-- BEGIN Information shown --

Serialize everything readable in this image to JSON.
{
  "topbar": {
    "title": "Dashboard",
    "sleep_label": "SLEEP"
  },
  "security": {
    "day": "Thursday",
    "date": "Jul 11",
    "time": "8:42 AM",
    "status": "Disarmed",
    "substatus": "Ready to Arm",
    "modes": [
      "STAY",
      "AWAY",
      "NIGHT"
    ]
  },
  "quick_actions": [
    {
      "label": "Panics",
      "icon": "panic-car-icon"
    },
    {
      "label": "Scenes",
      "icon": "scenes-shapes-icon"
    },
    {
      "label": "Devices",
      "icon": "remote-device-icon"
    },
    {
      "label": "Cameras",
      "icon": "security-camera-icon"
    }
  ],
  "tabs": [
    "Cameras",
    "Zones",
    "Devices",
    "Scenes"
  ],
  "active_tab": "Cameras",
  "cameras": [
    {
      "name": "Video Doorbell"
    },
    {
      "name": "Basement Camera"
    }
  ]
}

-- END Information shown --

Retype the records in full. Keep every line identical to the original.

▶ Response to the task:
Serialize everything readable in this image to JSON.
{
  "topbar": {
    "title": "Dashboard",
    "sleep_label": "SLEEP"
  },
  "security": {
    "day": "Thursday",
    "date": "Jul 11",
    "time": "8:42 AM",
    "status": "Disarmed",
    "substatus": "Ready to Arm",
    "modes": [
      "STAY",
      "AWAY",
      "NIGHT"
    ]
  },
  "quick_actions": [
    {
      "label": "Panics",
      "icon": "panic-car-icon"
    },
    {
      "label": "Scenes",
      "icon": "scenes-shapes-icon"
    },
    {
      "label": "Devices",
      "icon": "remote-device-icon"
    },
    {
      "label": "Cameras",
      "icon": "security-camera-icon"
    }
  ],
  "tabs": [
    "Cameras",
    "Zones",
    "Devices",
    "Scenes"
  ],
  "active_tab": "Cameras",
  "cameras": [
    {
      "name": "Video Doorbell"
    },
    {
      "name": "Basement Camera"
    }
  ]
}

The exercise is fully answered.